**Exercise instructions:** Each line of the material below that holds the word "rowboat" needs to be copied.

(Stored items)
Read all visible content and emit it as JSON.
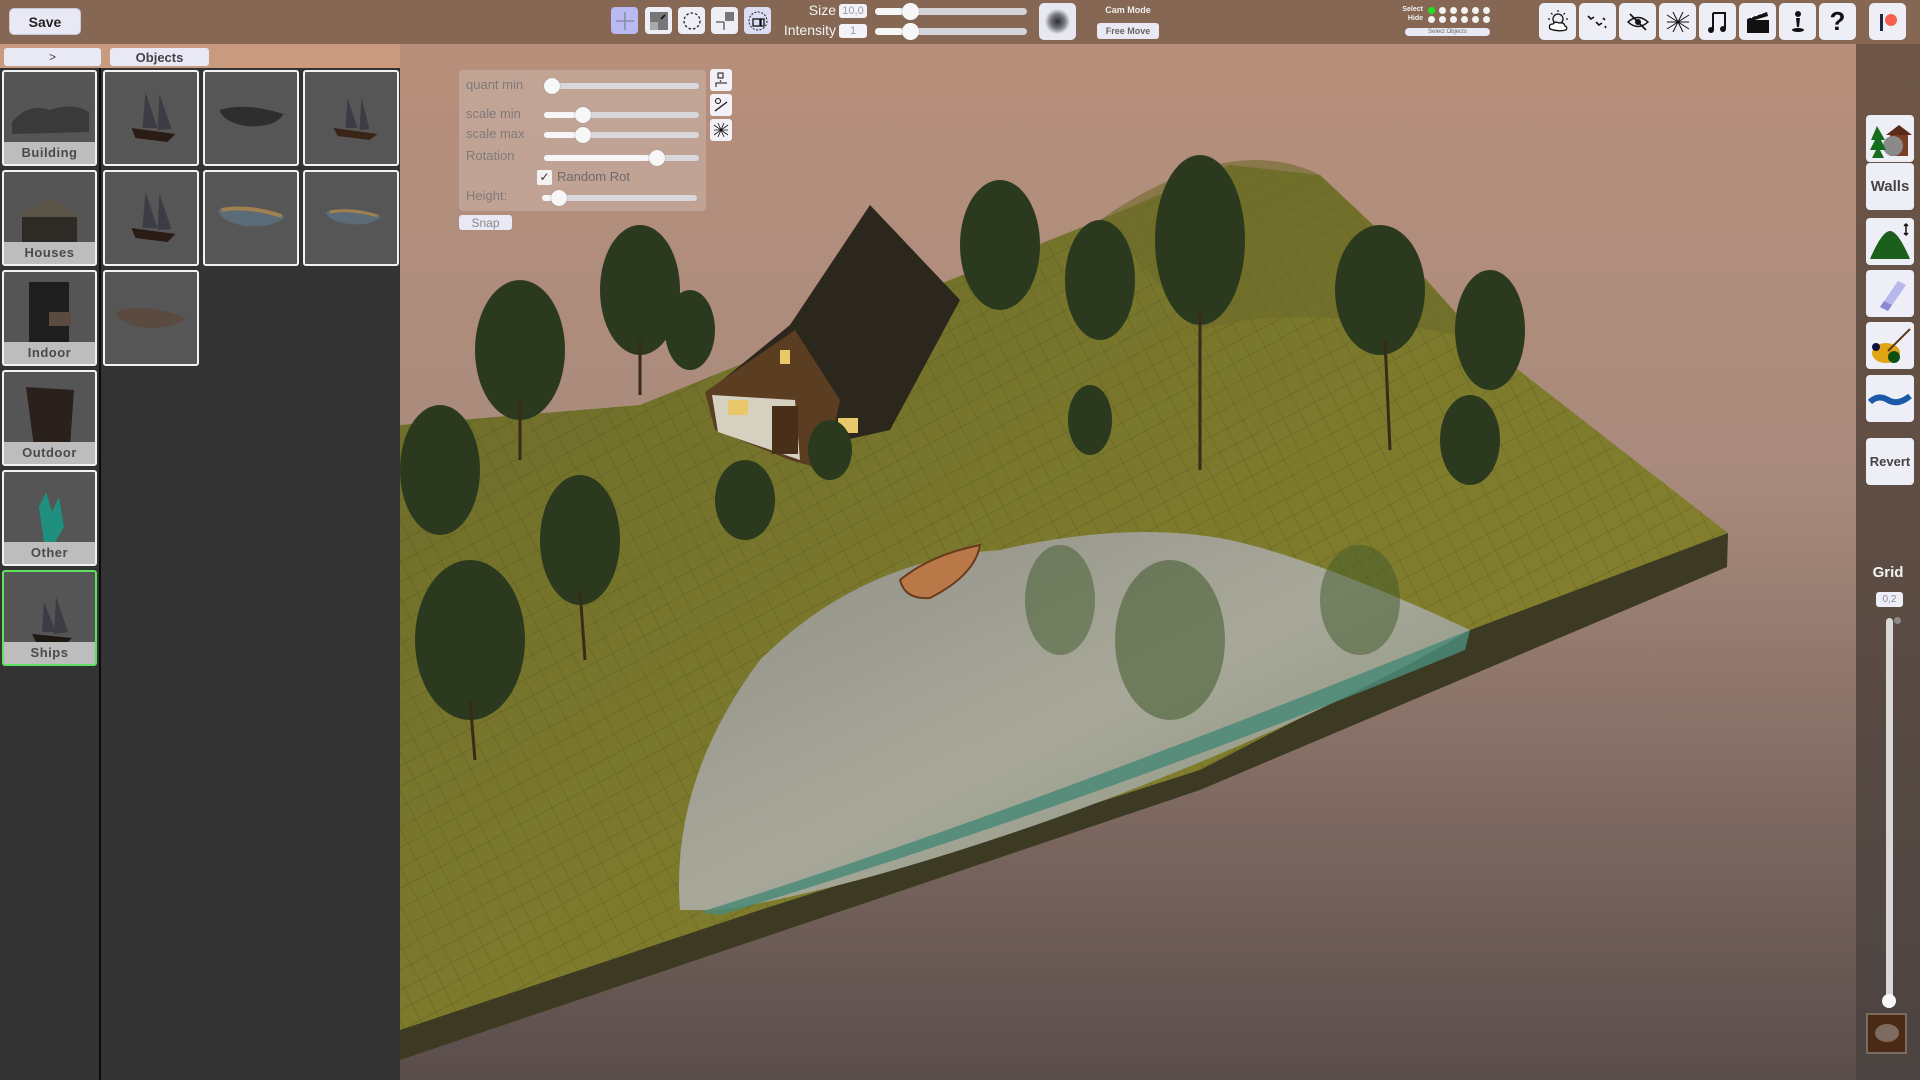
{
  "toolbar": {
    "save_label": "Save",
    "transform_tools": [
      {
        "name": "move-tool",
        "icon": "move-arrows-icon",
        "active": true
      },
      {
        "name": "scale-tool",
        "icon": "scale-icon",
        "active": false
      },
      {
        "name": "rotate-tool",
        "icon": "rotate-icon",
        "active": false
      },
      {
        "name": "pivot-tool",
        "icon": "pivot-scale-icon",
        "active": false
      },
      {
        "name": "group-tool",
        "icon": "group-select-icon",
        "active": true
      }
    ],
    "size_label": "Size",
    "size_value": "10,0",
    "size_fraction": 0.18,
    "intensity_label": "Intensity",
    "intensity_value": "1",
    "intensity_fraction": 0.18,
    "cam_mode_label": "Cam Mode",
    "cam_mode_value": "Free Move",
    "select_label": "Select",
    "hide_label": "Hide",
    "select_layers": [
      true,
      false,
      false,
      false,
      false,
      false
    ],
    "hide_layers": [
      false,
      false,
      false,
      false,
      false,
      false
    ],
    "select_objects_label": "Select Objects",
    "icon_buttons": [
      {
        "name": "weather-button",
        "icon": "weather-sun-cloud-icon"
      },
      {
        "name": "birds-button",
        "icon": "birds-icon"
      },
      {
        "name": "visibility-button",
        "icon": "eye-hidden-icon"
      },
      {
        "name": "grid-mesh-button",
        "icon": "mesh-icon"
      },
      {
        "name": "music-button",
        "icon": "music-note-icon"
      },
      {
        "name": "cinematic-button",
        "icon": "clapperboard-icon"
      },
      {
        "name": "character-button",
        "icon": "pawn-icon"
      },
      {
        "name": "help-button",
        "icon": "help-icon"
      },
      {
        "name": "patreon-button",
        "icon": "patreon-icon"
      }
    ]
  },
  "left_panel": {
    "toggle_label": ">",
    "tab_label": "Objects",
    "categories": [
      {
        "label": "Building",
        "selected": false
      },
      {
        "label": "Houses",
        "selected": false
      },
      {
        "label": "Indoor",
        "selected": false
      },
      {
        "label": "Outdoor",
        "selected": false
      },
      {
        "label": "Other",
        "selected": false
      },
      {
        "label": "Ships",
        "selected": true
      }
    ],
    "objects": [
      {
        "kind": "galleon"
      },
      {
        "kind": "dark-rowboat"
      },
      {
        "kind": "brig"
      },
      {
        "kind": "galleon"
      },
      {
        "kind": "blue-rowboat"
      },
      {
        "kind": "small-rowboat"
      },
      {
        "kind": "wooden-boat"
      }
    ]
  },
  "brush_panel": {
    "quant_min_label": "quant min",
    "quant_min": 0.0,
    "scale_min_label": "scale min",
    "scale_min": 0.2,
    "scale_max_label": "scale max",
    "scale_max": 0.2,
    "rotation_label": "Rotation",
    "rotation": 0.68,
    "random_rot_label": "Random Rot",
    "random_rot_checked": true,
    "height_label": "Height:",
    "height": 0.06,
    "snap_label": "Snap",
    "side_tools": [
      "place-single-icon",
      "paint-line-icon",
      "scatter-icon"
    ]
  },
  "right_panel": {
    "tools": [
      {
        "name": "objects-tool",
        "icon": "tree-house-icon",
        "label": ""
      },
      {
        "name": "walls-tool",
        "icon": "",
        "label": "Walls"
      },
      {
        "name": "terrain-height-tool",
        "icon": "hill-height-icon",
        "label": ""
      },
      {
        "name": "eraser-tool",
        "icon": "eraser-icon",
        "label": ""
      },
      {
        "name": "paint-tool",
        "icon": "paint-palette-icon",
        "label": ""
      },
      {
        "name": "water-tool",
        "icon": "water-wave-icon",
        "label": ""
      },
      {
        "name": "revert-tool",
        "icon": "",
        "label": "Revert"
      }
    ],
    "grid_label": "Grid",
    "grid_value": "0,2",
    "grid_slider_fraction": 0.0,
    "chat_icon": "chat-bubble-icon"
  }
}
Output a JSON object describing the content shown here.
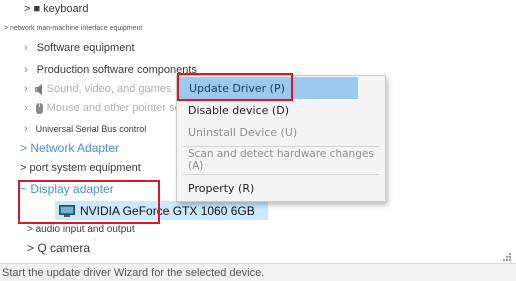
{
  "tree": {
    "keyboard": "> ■ keyboard",
    "network_hmi": "> network man-machine interface equipment",
    "software_equipment": "Software equipment",
    "production_software": "Production software components",
    "sound_video_games": "Sound, video, and games",
    "mouse_pointers": "Mouse and other pointer se",
    "usb_controller": "Universal Serial Bus control",
    "network_adapter": "> Network Adapter",
    "port_system": "> port system equipment",
    "display_adapter": "~ Display adapter",
    "nvidia_device": "NVIDIA GeForce GTX 1060 6GB",
    "audio_io": "> audio input and output",
    "camera": "> Q camera"
  },
  "context_menu": {
    "update_driver": "Update Driver (P)",
    "disable_device": "Disable device (D)",
    "uninstall_device": "Uninstall Device (U)",
    "scan_hardware": "Scan and detect hardware changes (A)",
    "property": "Property (R)"
  },
  "status_bar": {
    "text": "Start the update driver Wizard for the selected device."
  },
  "colors": {
    "highlight": "#9dc9ef",
    "selection": "#cce8ff",
    "annotation_red": "#d7192c",
    "link_blue": "#4a8fd6"
  }
}
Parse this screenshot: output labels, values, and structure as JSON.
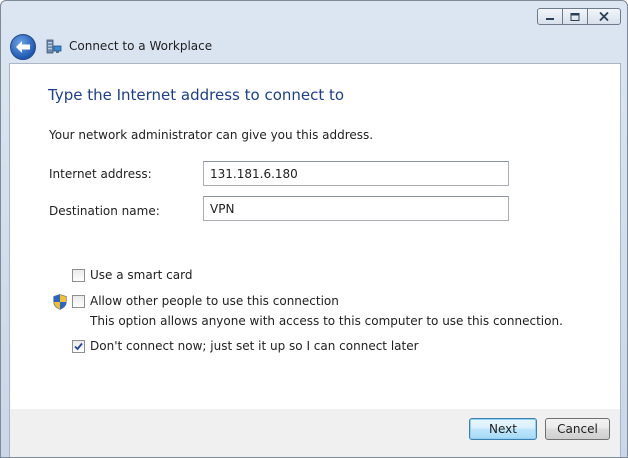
{
  "window": {
    "minimize_icon": "minimize-icon",
    "maximize_icon": "maximize-icon",
    "close_icon": "close-icon"
  },
  "nav": {
    "back_icon": "back-arrow-icon",
    "wizard_icon": "workplace-network-icon",
    "wizard_title": "Connect to a Workplace"
  },
  "page": {
    "heading": "Type the Internet address to connect to",
    "intro": "Your network administrator can give you this address."
  },
  "form": {
    "internet_address_label": "Internet address:",
    "internet_address_value": "131.181.6.180",
    "destination_name_label": "Destination name:",
    "destination_name_value": "VPN"
  },
  "options": {
    "smart_card_label": "Use a smart card",
    "smart_card_checked": false,
    "allow_others_label": "Allow other people to use this connection",
    "allow_others_checked": false,
    "allow_others_note": "This option allows anyone with access to this computer to use this connection.",
    "allow_others_icon": "uac-shield-icon",
    "dont_connect_label": "Don't connect now; just set it up so I can connect later",
    "dont_connect_checked": true
  },
  "footer": {
    "next_label": "Next",
    "cancel_label": "Cancel"
  },
  "colors": {
    "heading": "#1e3f8a",
    "accent_button_border": "#3c7fb1"
  }
}
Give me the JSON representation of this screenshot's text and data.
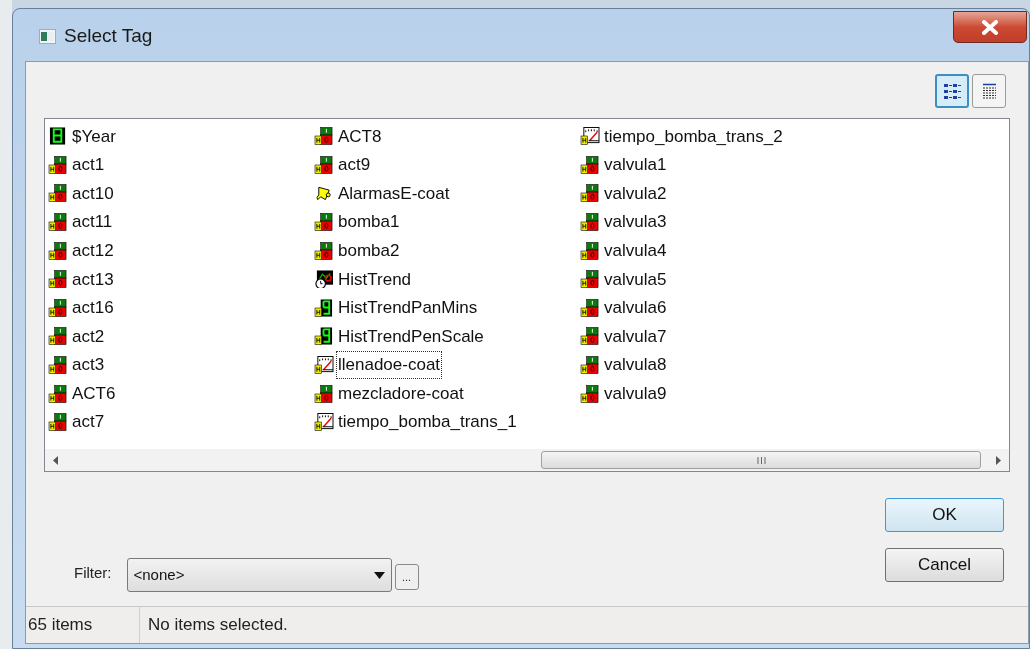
{
  "window": {
    "title": "Select Tag"
  },
  "view_buttons": [
    {
      "kind": "list",
      "selected": true
    },
    {
      "kind": "details",
      "selected": false
    }
  ],
  "tags": [
    {
      "name": "$Year",
      "kind": "digital",
      "focused": false
    },
    {
      "name": "act1",
      "kind": "discrete",
      "focused": false
    },
    {
      "name": "act10",
      "kind": "discrete",
      "focused": false
    },
    {
      "name": "act11",
      "kind": "discrete",
      "focused": false
    },
    {
      "name": "act12",
      "kind": "discrete",
      "focused": false
    },
    {
      "name": "act13",
      "kind": "discrete",
      "focused": false
    },
    {
      "name": "act16",
      "kind": "discrete",
      "focused": false
    },
    {
      "name": "act2",
      "kind": "discrete",
      "focused": false
    },
    {
      "name": "act3",
      "kind": "discrete",
      "focused": false
    },
    {
      "name": "ACT6",
      "kind": "discrete",
      "focused": false
    },
    {
      "name": "act7",
      "kind": "discrete",
      "focused": false
    },
    {
      "name": "ACT8",
      "kind": "discrete",
      "focused": false
    },
    {
      "name": "act9",
      "kind": "discrete",
      "focused": false
    },
    {
      "name": "AlarmasE-coat",
      "kind": "alarm",
      "focused": false
    },
    {
      "name": "bomba1",
      "kind": "discrete",
      "focused": false
    },
    {
      "name": "bomba2",
      "kind": "discrete",
      "focused": false
    },
    {
      "name": "HistTrend",
      "kind": "trend",
      "focused": false
    },
    {
      "name": "HistTrendPanMins",
      "kind": "integer",
      "focused": false
    },
    {
      "name": "HistTrendPenScale",
      "kind": "integer",
      "focused": false
    },
    {
      "name": "llenadoe-coat",
      "kind": "meter",
      "focused": true
    },
    {
      "name": "mezcladore-coat",
      "kind": "discrete",
      "focused": false
    },
    {
      "name": "tiempo_bomba_trans_1",
      "kind": "meter",
      "focused": false
    },
    {
      "name": "tiempo_bomba_trans_2",
      "kind": "meter",
      "focused": false
    },
    {
      "name": "valvula1",
      "kind": "discrete",
      "focused": false
    },
    {
      "name": "valvula2",
      "kind": "discrete",
      "focused": false
    },
    {
      "name": "valvula3",
      "kind": "discrete",
      "focused": false
    },
    {
      "name": "valvula4",
      "kind": "discrete",
      "focused": false
    },
    {
      "name": "valvula5",
      "kind": "discrete",
      "focused": false
    },
    {
      "name": "valvula6",
      "kind": "discrete",
      "focused": false
    },
    {
      "name": "valvula7",
      "kind": "discrete",
      "focused": false
    },
    {
      "name": "valvula8",
      "kind": "discrete",
      "focused": false
    },
    {
      "name": "valvula9",
      "kind": "discrete",
      "focused": false
    }
  ],
  "buttons": {
    "ok": "OK",
    "cancel": "Cancel"
  },
  "filter": {
    "label": "Filter:",
    "value": "<none>",
    "browse": "..."
  },
  "status_bar": {
    "count": "65 items",
    "message": "No items selected."
  }
}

**Answer to this problem:**
        "kind": "dark-rowboat"
        "kind": "blue-rowboat"
        "kind": "small-rowboat"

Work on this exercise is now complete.